Your goal:
Your task is to repeat the lines below exactly, excluding any pictures they contain.

** BEGIN **

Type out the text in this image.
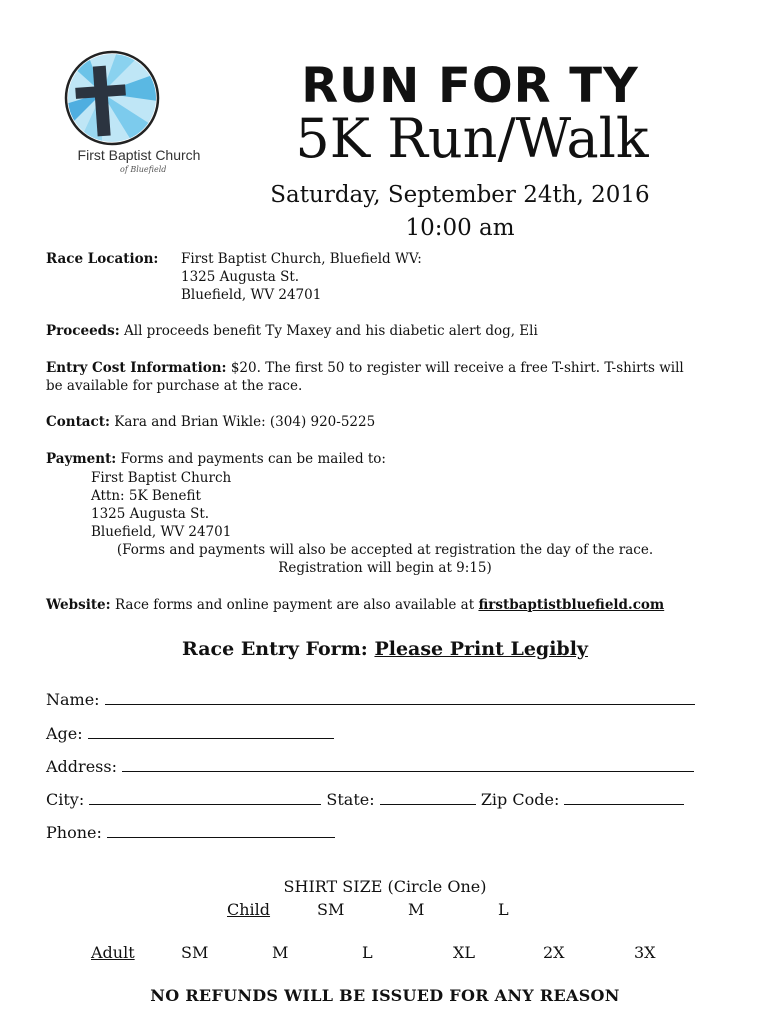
First Baptist Church
of Bluefield
RUN FOR TY
5K Run/Walk
Saturday, September 24th, 2016
10:00 am
Race Location: First Baptist Church, Bluefield WV:
1325 Augusta St.
Bluefield, WV 24701
Proceeds: All proceeds benefit Ty Maxey and his diabetic alert dog, Eli
Entry Cost Information: $20. The first 50 to register will receive a free T-shirt. T-shirts will
be available for purchase at the race.
Contact: Kara and Brian Wikle: (304) 920-5225
Payment: Forms and payments can be mailed to:
First Baptist Church
Attn: 5K Benefit
1325 Augusta St.
Bluefield, WV 24701
(Forms and payments will also be accepted at registration the day of the race.
Registration will begin at 9:15)
Website: Race forms and online payment are also available at firstbaptistbluefield.com
Race Entry Form: Please Print Legibly
Name:
Age:
Address:
City:	State:	Zip Code:
Phone:
SHIRT SIZE (Circle One)
Child	SM	M	L
Adult	SM	M	L	XL	2X	3X
NO REFUNDS WILL BE ISSUED FOR ANY REASON
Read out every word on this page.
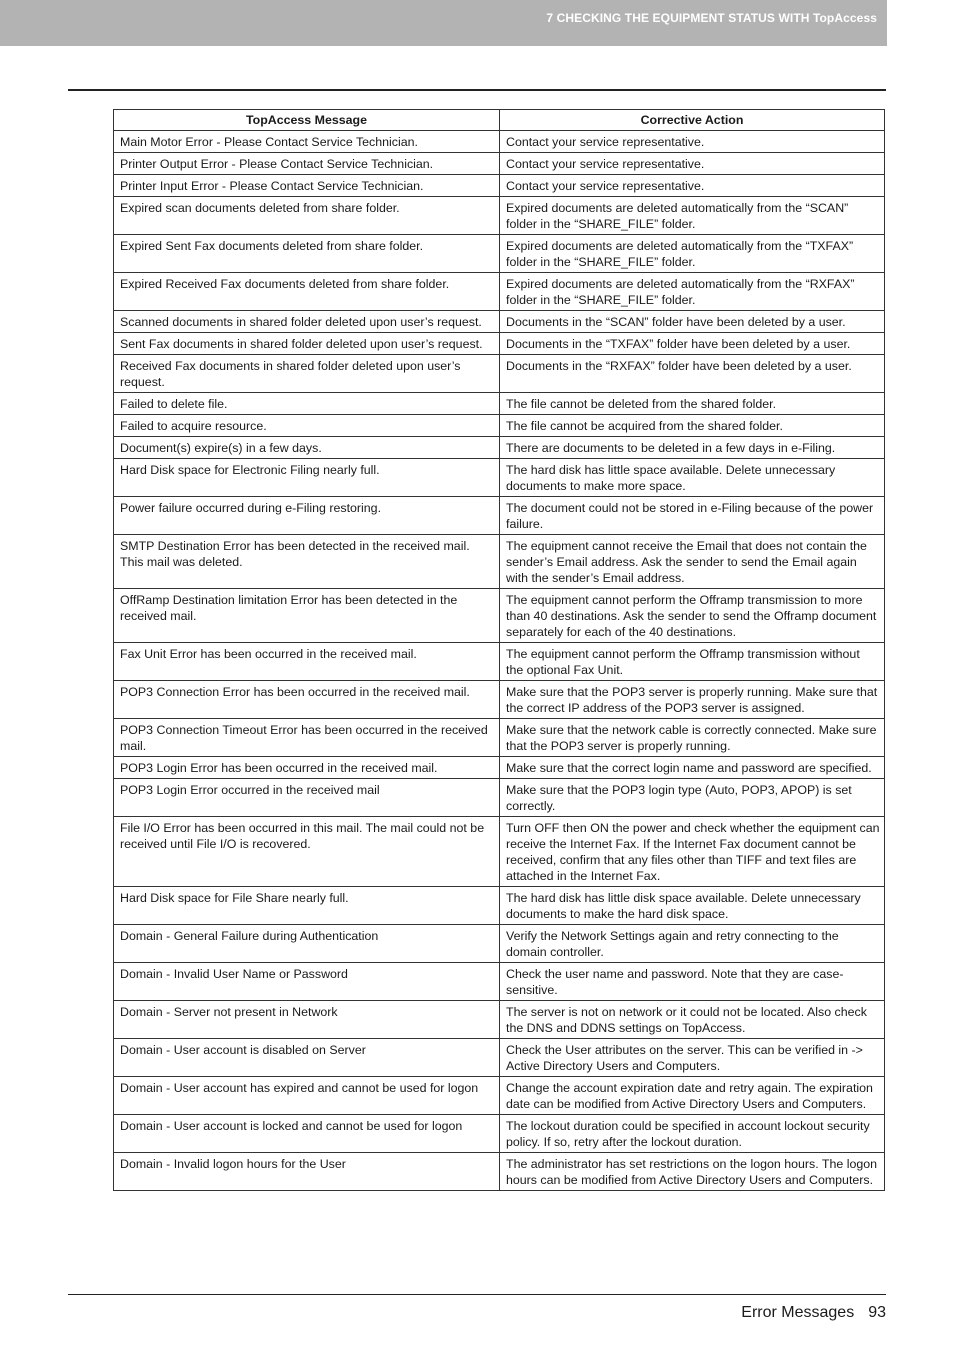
7 CHECKING THE EQUIPMENT STATUS WITH TopAccess
TopAccess Message	Corrective Action
Main Motor Error - Please Contact Service Technician.	Contact your service representative.
Printer Output Error - Please Contact Service Technician.	Contact your service representative.
Printer Input Error - Please Contact Service Technician.	Contact your service representative.
Expired scan documents deleted from share folder.	Expired documents are deleted automatically from the “SCAN” folder in the “SHARE_FILE” folder.
Expired Sent Fax documents deleted from share folder.	Expired documents are deleted automatically from the “TXFAX” folder in the “SHARE_FILE” folder.
Expired Received Fax documents deleted from share folder.	Expired documents are deleted automatically from the “RXFAX” folder in the “SHARE_FILE” folder.
Scanned documents in shared folder deleted upon user’s request.	Documents in the “SCAN” folder have been deleted by a user.
Sent Fax documents in shared folder deleted upon user’s request.	Documents in the “TXFAX” folder have been deleted by a user.
Received Fax documents in shared folder deleted upon user’s request.	Documents in the “RXFAX” folder have been deleted by a user.
Failed to delete file.	The file cannot be deleted from the shared folder.
Failed to acquire resource.	The file cannot be acquired from the shared folder.
Document(s) expire(s) in a few days.	There are documents to be deleted in a few days in e-Filing.
Hard Disk space for Electronic Filing nearly full.	The hard disk has little space available. Delete unnecessary documents to make more space.
Power failure occurred during e-Filing restoring.	The document could not be stored in e-Filing because of the power failure.
SMTP Destination Error has been detected in the received mail. This mail was deleted.	The equipment cannot receive the Email that does not contain the sender’s Email address. Ask the sender to send the Email again with the sender’s Email address.
OffRamp Destination limitation Error has been detected in the received mail.	The equipment cannot perform the Offramp transmission to more than 40 destinations. Ask the sender to send the Offramp document separately for each of the 40 destinations.
Fax Unit Error has been occurred in the received mail.	The equipment cannot perform the Offramp transmission without the optional Fax Unit.
POP3 Connection Error has been occurred in the received mail.	Make sure that the POP3 server is properly running. Make sure that the correct IP address of the POP3 server is assigned.
POP3 Connection Timeout Error has been occurred in the received mail.	Make sure that the network cable is correctly connected. Make sure that the POP3 server is properly running.
POP3 Login Error has been occurred in the received mail.	Make sure that the correct login name and password are specified.
POP3 Login Error occurred in the received mail	Make sure that the POP3 login type (Auto, POP3, APOP) is set correctly.
File I/O Error has been occurred in this mail. The mail could not be received until File I/O is recovered.	Turn OFF then ON the power and check whether the equipment can receive the Internet Fax. If the Internet Fax document cannot be received, confirm that any files other than TIFF and text files are attached in the Internet Fax.
Hard Disk space for File Share nearly full.	The hard disk has little disk space available. Delete unnecessary documents to make the hard disk space.
Domain - General Failure during Authentication	Verify the Network Settings again and retry connecting to the domain controller.
Domain - Invalid User Name or Password	Check the user name and password. Note that they are case-sensitive.
Domain - Server not present in Network	The server is not on network or it could not be located. Also check the DNS and DDNS settings on TopAccess.
Domain - User account is disabled on Server	Check the User attributes on the server. This can be verified in -> Active Directory Users and Computers.
Domain - User account has expired and cannot be used for logon	Change the account expiration date and retry again. The expiration date can be modified from Active Directory Users and Computers.
Domain - User account is locked and cannot be used for logon	The lockout duration could be specified in account lockout security policy. If so, retry after the lockout duration.
Domain - Invalid logon hours for the User	The administrator has set restrictions on the logon hours. The logon hours can be modified from Active Directory Users and Computers.
Error Messages 93
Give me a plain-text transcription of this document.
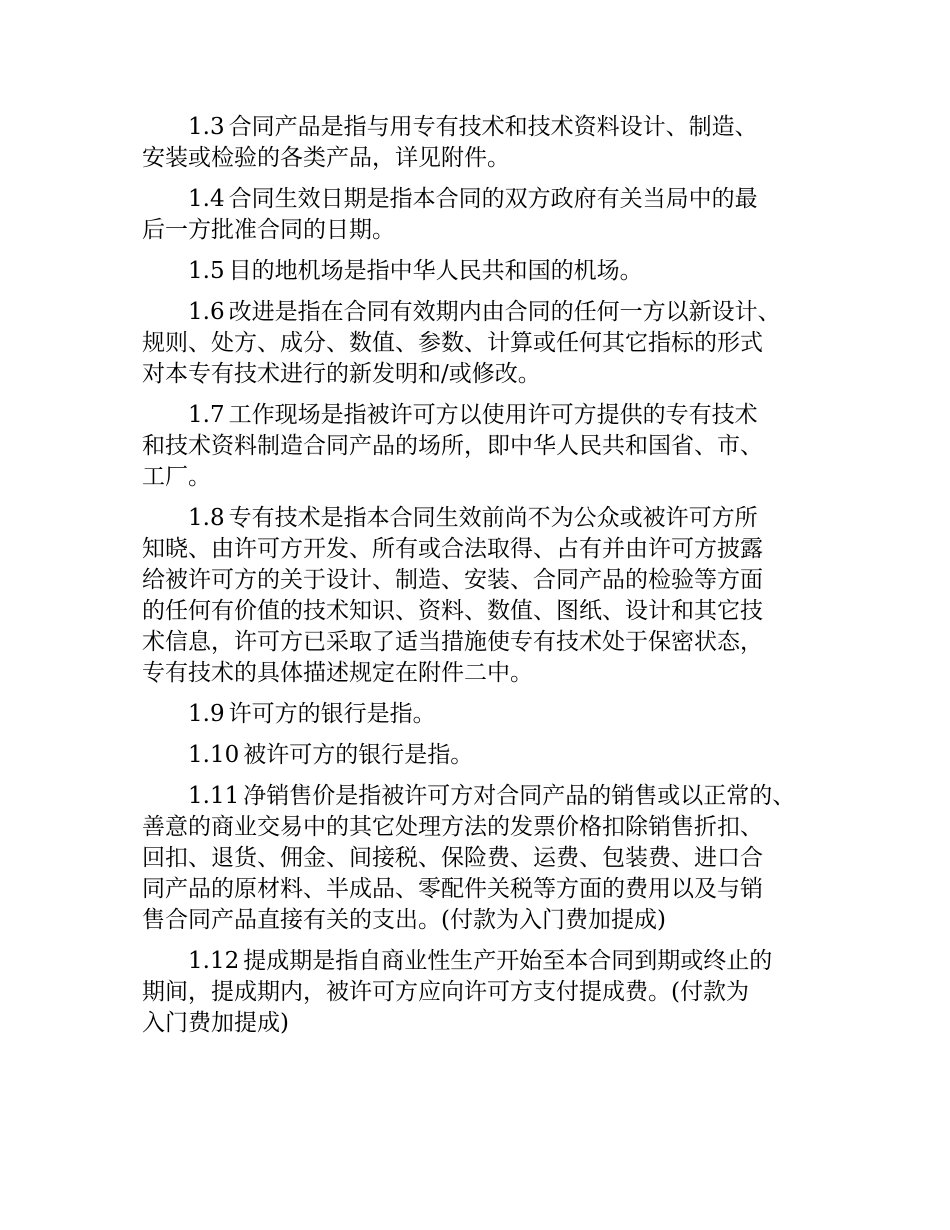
1.3 合同产品是指与用专有技术和技术资料设计、制造、
安装或检验的各类产品，详见附件。

1.4 合同生效日期是指本合同的双方政府有关当局中的最
后一方批准合同的日期。

1.5 目的地机场是指中华人民共和国的机场。

1.6 改进是指在合同有效期内由合同的任何一方以新设计、
规则、处方、成分、数值、参数、计算或任何其它指标的形式
对本专有技术进行的新发明和/或修改。

1.7 工作现场是指被许可方以使用许可方提供的专有技术
和技术资料制造合同产品的场所，即中华人民共和国省、市、
工厂。

1.8 专有技术是指本合同生效前尚不为公众或被许可方所
知晓、由许可方开发、所有或合法取得、占有并由许可方披露
给被许可方的关于设计、制造、安装、合同产品的检验等方面
的任何有价值的技术知识、资料、数值、图纸、设计和其它技
术信息，许可方已采取了适当措施使专有技术处于保密状态，
专有技术的具体描述规定在附件二中。

1.9 许可方的银行是指。

1.10 被许可方的银行是指。

1.11 净销售价是指被许可方对合同产品的销售或以正常的、
善意的商业交易中的其它处理方法的发票价格扣除销售折扣、
回扣、退货、佣金、间接税、保险费、运费、包装费、进口合
同产品的原材料、半成品、零配件关税等方面的费用以及与销
售合同产品直接有关的支出。(付款为入门费加提成)

1.12 提成期是指自商业性生产开始至本合同到期或终止的
期间，提成期内，被许可方应向许可方支付提成费。(付款为
入门费加提成)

** END **

Result:
Type out the text in this image.
First Baptist Church
of Bluefield
RUN FOR TY
5K Run/Walk
Saturday, September 24th, 2016
10:00 am
Race Location: First Baptist Church, Bluefield WV:
1325 Augusta St.
Bluefield, WV 24701
Proceeds: All proceeds benefit Ty Maxey and his diabetic alert dog, Eli
Entry Cost Information: $20. The first 50 to register will receive a free T-shirt. T-shirts will
be available for purchase at the race.
Contact: Kara and Brian Wikle: (304) 920-5225
Payment: Forms and payments can be mailed to:
First Baptist Church
Attn: 5K Benefit
1325 Augusta St.
Bluefield, WV 24701
(Forms and payments will also be accepted at registration the day of the race.
Registration will begin at 9:15)
Website: Race forms and online payment are also available at firstbaptistbluefield.com
Race Entry Form: Please Print Legibly
Name:
Age:
Address:
City:	State:	Zip Code:
Phone:
SHIRT SIZE (Circle One)
Child	SM	M	L
Adult	SM	M	L	XL	2X	3X
NO REFUNDS WILL BE ISSUED FOR ANY REASON
Read out every word on this page.
7 CHECKING THE EQUIPMENT STATUS WITH TopAccess
TopAccess Message	Corrective Action
Main Motor Error - Please Contact Service Technician.	Contact your service representative.
Printer Output Error - Please Contact Service Technician.	Contact your service representative.
Printer Input Error - Please Contact Service Technician.	Contact your service representative.
Expired scan documents deleted from share folder.	Expired documents are deleted automatically from the “SCAN” folder in the “SHARE_FILE” folder.
Expired Sent Fax documents deleted from share folder.	Expired documents are deleted automatically from the “TXFAX” folder in the “SHARE_FILE” folder.
Expired Received Fax documents deleted from share folder.	Expired documents are deleted automatically from the “RXFAX” folder in the “SHARE_FILE” folder.
Scanned documents in shared folder deleted upon user’s request.	Documents in the “SCAN” folder have been deleted by a user.
Sent Fax documents in shared folder deleted upon user’s request.	Documents in the “TXFAX” folder have been deleted by a user.
Received Fax documents in shared folder deleted upon user’s request.	Documents in the “RXFAX” folder have been deleted by a user.
Failed to delete file.	The file cannot be deleted from the shared folder.
Failed to acquire resource.	The file cannot be acquired from the shared folder.
Document(s) expire(s) in a few days.	There are documents to be deleted in a few days in e-Filing.
Hard Disk space for Electronic Filing nearly full.	The hard disk has little space available. Delete unnecessary documents to make more space.
Power failure occurred during e-Filing restoring.	The document could not be stored in e-Filing because of the power failure.
SMTP Destination Error has been detected in the received mail. This mail was deleted.	The equipment cannot receive the Email that does not contain the sender’s Email address. Ask the sender to send the Email again with the sender’s Email address.
OffRamp Destination limitation Error has been detected in the received mail.	The equipment cannot perform the Offramp transmission to more than 40 destinations. Ask the sender to send the Offramp document separately for each of the 40 destinations.
Fax Unit Error has been occurred in the received mail.	The equipment cannot perform the Offramp transmission without the optional Fax Unit.
POP3 Connection Error has been occurred in the received mail.	Make sure that the POP3 server is properly running. Make sure that the correct IP address of the POP3 server is assigned.
POP3 Connection Timeout Error has been occurred in the received mail.	Make sure that the network cable is correctly connected. Make sure that the POP3 server is properly running.
POP3 Login Error has been occurred in the received mail.	Make sure that the correct login name and password are specified.
POP3 Login Error occurred in the received mail	Make sure that the POP3 login type (Auto, POP3, APOP) is set correctly.
File I/O Error has been occurred in this mail. The mail could not be received until File I/O is recovered.	Turn OFF then ON the power and check whether the equipment can receive the Internet Fax. If the Internet Fax document cannot be received, confirm that any files other than TIFF and text files are attached in the Internet Fax.
Hard Disk space for File Share nearly full.	The hard disk has little disk space available. Delete unnecessary documents to make the hard disk space.
Domain - General Failure during Authentication	Verify the Network Settings again and retry connecting to the domain controller.
Domain - Invalid User Name or Password	Check the user name and password. Note that they are case-sensitive.
Domain - Server not present in Network	The server is not on network or it could not be located. Also check the DNS and DDNS settings on TopAccess.
Domain - User account is disabled on Server	Check the User attributes on the server. This can be verified in -> Active Directory Users and Computers.
Domain - User account has expired and cannot be used for logon	Change the account expiration date and retry again. The expiration date can be modified from Active Directory Users and Computers.
Domain - User account is locked and cannot be used for logon	The lockout duration could be specified in account lockout security policy. If so, retry after the lockout duration.
Domain - Invalid logon hours for the User	The administrator has set restrictions on the logon hours. The logon hours can be modified from Active Directory Users and Computers.
Error Messages 93
Give me a plain-text transcription of this document.
1.3 合同产品是指与用专有技术和技术资料设计、制造、
安装或检验的各类产品，详见附件。

1.4 合同生效日期是指本合同的双方政府有关当局中的最
后一方批准合同的日期。

1.5 目的地机场是指中华人民共和国的机场。

1.6 改进是指在合同有效期内由合同的任何一方以新设计、
规则、处方、成分、数值、参数、计算或任何其它指标的形式
对本专有技术进行的新发明和/或修改。

1.7 工作现场是指被许可方以使用许可方提供的专有技术
和技术资料制造合同产品的场所，即中华人民共和国省、市、
工厂。

1.8 专有技术是指本合同生效前尚不为公众或被许可方所
知晓、由许可方开发、所有或合法取得、占有并由许可方披露
给被许可方的关于设计、制造、安装、合同产品的检验等方面
的任何有价值的技术知识、资料、数值、图纸、设计和其它技
术信息，许可方已采取了适当措施使专有技术处于保密状态，
专有技术的具体描述规定在附件二中。

1.9 许可方的银行是指。

1.10 被许可方的银行是指。

1.11 净销售价是指被许可方对合同产品的销售或以正常的、
善意的商业交易中的其它处理方法的发票价格扣除销售折扣、
回扣、退货、佣金、间接税、保险费、运费、包装费、进口合
同产品的原材料、半成品、零配件关税等方面的费用以及与销
售合同产品直接有关的支出。(付款为入门费加提成)

1.12 提成期是指自商业性生产开始至本合同到期或终止的
期间，提成期内，被许可方应向许可方支付提成费。(付款为
入门费加提成)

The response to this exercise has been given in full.